** start of Records for the task **

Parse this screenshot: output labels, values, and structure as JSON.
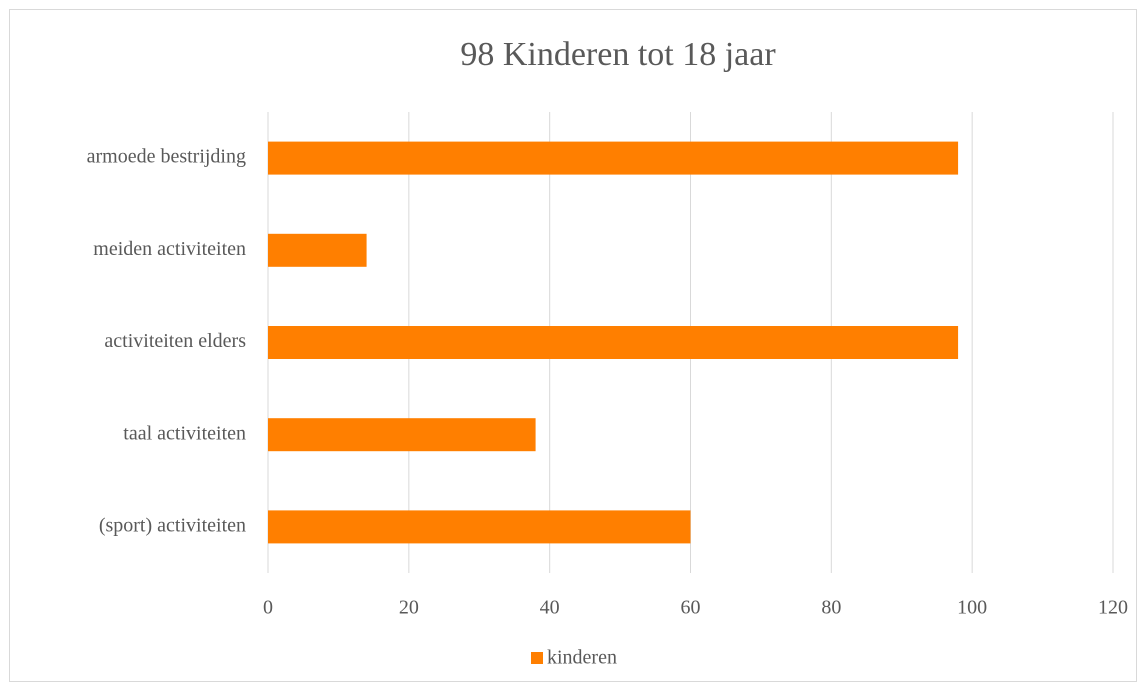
{
  "chart_data": {
    "type": "bar",
    "orientation": "horizontal",
    "title": "98 Kinderen tot 18 jaar",
    "categories": [
      "armoede bestrijding",
      "meiden activiteiten",
      "activiteiten elders",
      "taal activiteiten",
      "(sport) activiteiten"
    ],
    "series": [
      {
        "name": "kinderen",
        "color": "#ff7f00",
        "values": [
          98,
          14,
          98,
          38,
          60
        ]
      }
    ],
    "xlim": [
      0,
      120
    ],
    "xticks": [
      0,
      20,
      40,
      60,
      80,
      100,
      120
    ],
    "grid": true,
    "legend": "bottom"
  }
}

** end of Records for the task **

**Work required**. Pictures don't belong in the copy. Transcribe every record exactly as it appears.

**Answer to this exercise**.
Parse this screenshot: output labels, values, and structure as JSON.
{
  "chart_data": {
    "type": "bar",
    "orientation": "horizontal",
    "title": "98 Kinderen tot 18 jaar",
    "categories": [
      "armoede bestrijding",
      "meiden activiteiten",
      "activiteiten elders",
      "taal activiteiten",
      "(sport) activiteiten"
    ],
    "series": [
      {
        "name": "kinderen",
        "color": "#ff7f00",
        "values": [
          98,
          14,
          98,
          38,
          60
        ]
      }
    ],
    "xlim": [
      0,
      120
    ],
    "xticks": [
      0,
      20,
      40,
      60,
      80,
      100,
      120
    ],
    "grid": true,
    "legend": "bottom"
  }
}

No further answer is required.